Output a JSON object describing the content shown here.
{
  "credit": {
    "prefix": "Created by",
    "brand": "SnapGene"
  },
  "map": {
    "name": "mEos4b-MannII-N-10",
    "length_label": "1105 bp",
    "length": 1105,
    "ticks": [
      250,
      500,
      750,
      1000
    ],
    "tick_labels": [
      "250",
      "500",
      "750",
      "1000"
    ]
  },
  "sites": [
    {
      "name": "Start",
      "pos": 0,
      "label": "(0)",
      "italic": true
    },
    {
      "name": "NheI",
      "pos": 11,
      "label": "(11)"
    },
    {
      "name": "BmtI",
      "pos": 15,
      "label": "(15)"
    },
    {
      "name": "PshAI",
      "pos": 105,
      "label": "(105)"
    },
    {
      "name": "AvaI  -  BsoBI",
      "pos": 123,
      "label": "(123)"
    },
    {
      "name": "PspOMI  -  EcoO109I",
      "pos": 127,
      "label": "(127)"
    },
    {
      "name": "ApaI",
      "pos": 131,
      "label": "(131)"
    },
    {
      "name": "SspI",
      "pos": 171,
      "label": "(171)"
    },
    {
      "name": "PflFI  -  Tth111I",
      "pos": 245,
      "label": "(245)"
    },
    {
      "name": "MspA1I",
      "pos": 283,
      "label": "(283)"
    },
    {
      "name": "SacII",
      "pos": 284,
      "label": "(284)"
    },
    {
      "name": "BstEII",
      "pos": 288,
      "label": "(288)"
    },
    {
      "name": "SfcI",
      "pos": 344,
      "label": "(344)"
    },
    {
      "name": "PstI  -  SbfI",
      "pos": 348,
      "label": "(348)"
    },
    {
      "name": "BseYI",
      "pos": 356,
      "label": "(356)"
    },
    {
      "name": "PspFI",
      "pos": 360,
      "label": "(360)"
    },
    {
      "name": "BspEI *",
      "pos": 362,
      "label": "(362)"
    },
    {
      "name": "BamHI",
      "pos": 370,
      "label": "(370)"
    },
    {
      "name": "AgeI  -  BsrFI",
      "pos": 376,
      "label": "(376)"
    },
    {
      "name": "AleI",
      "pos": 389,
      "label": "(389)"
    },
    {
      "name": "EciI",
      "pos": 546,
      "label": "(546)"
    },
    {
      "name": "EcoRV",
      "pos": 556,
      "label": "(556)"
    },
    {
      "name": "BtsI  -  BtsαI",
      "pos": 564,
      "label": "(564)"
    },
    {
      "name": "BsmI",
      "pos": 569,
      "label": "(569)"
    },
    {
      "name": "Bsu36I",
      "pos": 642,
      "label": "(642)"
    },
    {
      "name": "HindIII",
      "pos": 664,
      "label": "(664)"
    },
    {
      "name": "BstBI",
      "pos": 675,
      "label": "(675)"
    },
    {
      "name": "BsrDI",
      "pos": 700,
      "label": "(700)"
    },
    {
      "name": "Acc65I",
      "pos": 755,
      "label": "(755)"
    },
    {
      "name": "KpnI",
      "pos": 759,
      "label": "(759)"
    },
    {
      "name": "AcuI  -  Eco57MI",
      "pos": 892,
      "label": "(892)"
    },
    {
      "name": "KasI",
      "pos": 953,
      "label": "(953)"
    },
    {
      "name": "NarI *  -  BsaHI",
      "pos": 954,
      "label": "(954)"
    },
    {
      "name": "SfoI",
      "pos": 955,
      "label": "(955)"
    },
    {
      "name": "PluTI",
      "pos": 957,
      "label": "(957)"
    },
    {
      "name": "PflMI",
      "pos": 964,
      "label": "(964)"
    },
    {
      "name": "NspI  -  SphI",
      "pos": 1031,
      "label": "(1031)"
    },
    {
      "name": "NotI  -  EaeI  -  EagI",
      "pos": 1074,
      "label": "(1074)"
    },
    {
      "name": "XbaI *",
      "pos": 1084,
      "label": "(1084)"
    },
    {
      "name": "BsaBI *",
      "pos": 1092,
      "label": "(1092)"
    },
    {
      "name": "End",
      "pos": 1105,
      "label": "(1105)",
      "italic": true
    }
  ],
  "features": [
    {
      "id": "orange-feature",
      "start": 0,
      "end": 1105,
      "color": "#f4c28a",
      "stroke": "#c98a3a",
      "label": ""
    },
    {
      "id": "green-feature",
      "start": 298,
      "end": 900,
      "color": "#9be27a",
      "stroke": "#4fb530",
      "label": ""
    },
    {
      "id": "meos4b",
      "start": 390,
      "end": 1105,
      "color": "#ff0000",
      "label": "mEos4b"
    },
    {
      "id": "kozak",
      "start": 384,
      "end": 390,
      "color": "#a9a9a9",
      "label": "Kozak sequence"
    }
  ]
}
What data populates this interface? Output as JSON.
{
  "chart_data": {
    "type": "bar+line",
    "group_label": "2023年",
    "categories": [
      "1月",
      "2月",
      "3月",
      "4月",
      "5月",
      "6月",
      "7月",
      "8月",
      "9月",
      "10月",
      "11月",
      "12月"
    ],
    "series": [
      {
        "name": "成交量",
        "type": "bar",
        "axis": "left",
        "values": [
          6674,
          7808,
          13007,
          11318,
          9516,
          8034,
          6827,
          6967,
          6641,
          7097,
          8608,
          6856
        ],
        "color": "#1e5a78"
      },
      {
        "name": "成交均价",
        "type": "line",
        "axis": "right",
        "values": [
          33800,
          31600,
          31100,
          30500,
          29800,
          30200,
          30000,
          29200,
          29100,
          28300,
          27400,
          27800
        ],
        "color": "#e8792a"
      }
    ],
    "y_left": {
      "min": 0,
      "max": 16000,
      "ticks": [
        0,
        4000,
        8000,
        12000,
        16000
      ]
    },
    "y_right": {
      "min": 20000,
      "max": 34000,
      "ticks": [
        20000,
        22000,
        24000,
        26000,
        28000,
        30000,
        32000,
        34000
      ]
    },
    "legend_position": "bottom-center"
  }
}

- - - - -

*Your task:* Copy every line of the records word for word.

*Solution for this task:*
Output a JSON object describing the content shown here.
{
  "credit": {
    "prefix": "Created by",
    "brand": "SnapGene"
  },
  "map": {
    "name": "mEos4b-MannII-N-10",
    "length_label": "1105 bp",
    "length": 1105,
    "ticks": [
      250,
      500,
      750,
      1000
    ],
    "tick_labels": [
      "250",
      "500",
      "750",
      "1000"
    ]
  },
  "sites": [
    {
      "name": "Start",
      "pos": 0,
      "label": "(0)",
      "italic": true
    },
    {
      "name": "NheI",
      "pos": 11,
      "label": "(11)"
    },
    {
      "name": "BmtI",
      "pos": 15,
      "label": "(15)"
    },
    {
      "name": "PshAI",
      "pos": 105,
      "label": "(105)"
    },
    {
      "name": "AvaI  -  BsoBI",
      "pos": 123,
      "label": "(123)"
    },
    {
      "name": "PspOMI  -  EcoO109I",
      "pos": 127,
      "label": "(127)"
    },
    {
      "name": "ApaI",
      "pos": 131,
      "label": "(131)"
    },
    {
      "name": "SspI",
      "pos": 171,
      "label": "(171)"
    },
    {
      "name": "PflFI  -  Tth111I",
      "pos": 245,
      "label": "(245)"
    },
    {
      "name": "MspA1I",
      "pos": 283,
      "label": "(283)"
    },
    {
      "name": "SacII",
      "pos": 284,
      "label": "(284)"
    },
    {
      "name": "BstEII",
      "pos": 288,
      "label": "(288)"
    },
    {
      "name": "SfcI",
      "pos": 344,
      "label": "(344)"
    },
    {
      "name": "PstI  -  SbfI",
      "pos": 348,
      "label": "(348)"
    },
    {
      "name": "BseYI",
      "pos": 356,
      "label": "(356)"
    },
    {
      "name": "PspFI",
      "pos": 360,
      "label": "(360)"
    },
    {
      "name": "BspEI *",
      "pos": 362,
      "label": "(362)"
    },
    {
      "name": "BamHI",
      "pos": 370,
      "label": "(370)"
    },
    {
      "name": "AgeI  -  BsrFI",
      "pos": 376,
      "label": "(376)"
    },
    {
      "name": "AleI",
      "pos": 389,
      "label": "(389)"
    },
    {
      "name": "EciI",
      "pos": 546,
      "label": "(546)"
    },
    {
      "name": "EcoRV",
      "pos": 556,
      "label": "(556)"
    },
    {
      "name": "BtsI  -  BtsαI",
      "pos": 564,
      "label": "(564)"
    },
    {
      "name": "BsmI",
      "pos": 569,
      "label": "(569)"
    },
    {
      "name": "Bsu36I",
      "pos": 642,
      "label": "(642)"
    },
    {
      "name": "HindIII",
      "pos": 664,
      "label": "(664)"
    },
    {
      "name": "BstBI",
      "pos": 675,
      "label": "(675)"
    },
    {
      "name": "BsrDI",
      "pos": 700,
      "label": "(700)"
    },
    {
      "name": "Acc65I",
      "pos": 755,
      "label": "(755)"
    },
    {
      "name": "KpnI",
      "pos": 759,
      "label": "(759)"
    },
    {
      "name": "AcuI  -  Eco57MI",
      "pos": 892,
      "label": "(892)"
    },
    {
      "name": "KasI",
      "pos": 953,
      "label": "(953)"
    },
    {
      "name": "NarI *  -  BsaHI",
      "pos": 954,
      "label": "(954)"
    },
    {
      "name": "SfoI",
      "pos": 955,
      "label": "(955)"
    },
    {
      "name": "PluTI",
      "pos": 957,
      "label": "(957)"
    },
    {
      "name": "PflMI",
      "pos": 964,
      "label": "(964)"
    },
    {
      "name": "NspI  -  SphI",
      "pos": 1031,
      "label": "(1031)"
    },
    {
      "name": "NotI  -  EaeI  -  EagI",
      "pos": 1074,
      "label": "(1074)"
    },
    {
      "name": "XbaI *",
      "pos": 1084,
      "label": "(1084)"
    },
    {
      "name": "BsaBI *",
      "pos": 1092,
      "label": "(1092)"
    },
    {
      "name": "End",
      "pos": 1105,
      "label": "(1105)",
      "italic": true
    }
  ],
  "features": [
    {
      "id": "orange-feature",
      "start": 0,
      "end": 1105,
      "color": "#f4c28a",
      "stroke": "#c98a3a",
      "label": ""
    },
    {
      "id": "green-feature",
      "start": 298,
      "end": 900,
      "color": "#9be27a",
      "stroke": "#4fb530",
      "label": ""
    },
    {
      "id": "meos4b",
      "start": 390,
      "end": 1105,
      "color": "#ff0000",
      "label": "mEos4b"
    },
    {
      "id": "kozak",
      "start": 384,
      "end": 390,
      "color": "#a9a9a9",
      "label": "Kozak sequence"
    }
  ]
}
What data populates this interface? Output as JSON.
{
  "chart_data": {
    "type": "bar+line",
    "group_label": "2023年",
    "categories": [
      "1月",
      "2月",
      "3月",
      "4月",
      "5月",
      "6月",
      "7月",
      "8月",
      "9月",
      "10月",
      "11月",
      "12月"
    ],
    "series": [
      {
        "name": "成交量",
        "type": "bar",
        "axis": "left",
        "values": [
          6674,
          7808,
          13007,
          11318,
          9516,
          8034,
          6827,
          6967,
          6641,
          7097,
          8608,
          6856
        ],
        "color": "#1e5a78"
      },
      {
        "name": "成交均价",
        "type": "line",
        "axis": "right",
        "values": [
          33800,
          31600,
          31100,
          30500,
          29800,
          30200,
          30000,
          29200,
          29100,
          28300,
          27400,
          27800
        ],
        "color": "#e8792a"
      }
    ],
    "y_left": {
      "min": 0,
      "max": 16000,
      "ticks": [
        0,
        4000,
        8000,
        12000,
        16000
      ]
    },
    "y_right": {
      "min": 20000,
      "max": 34000,
      "ticks": [
        20000,
        22000,
        24000,
        26000,
        28000,
        30000,
        32000,
        34000
      ]
    },
    "legend_position": "bottom-center"
  }
}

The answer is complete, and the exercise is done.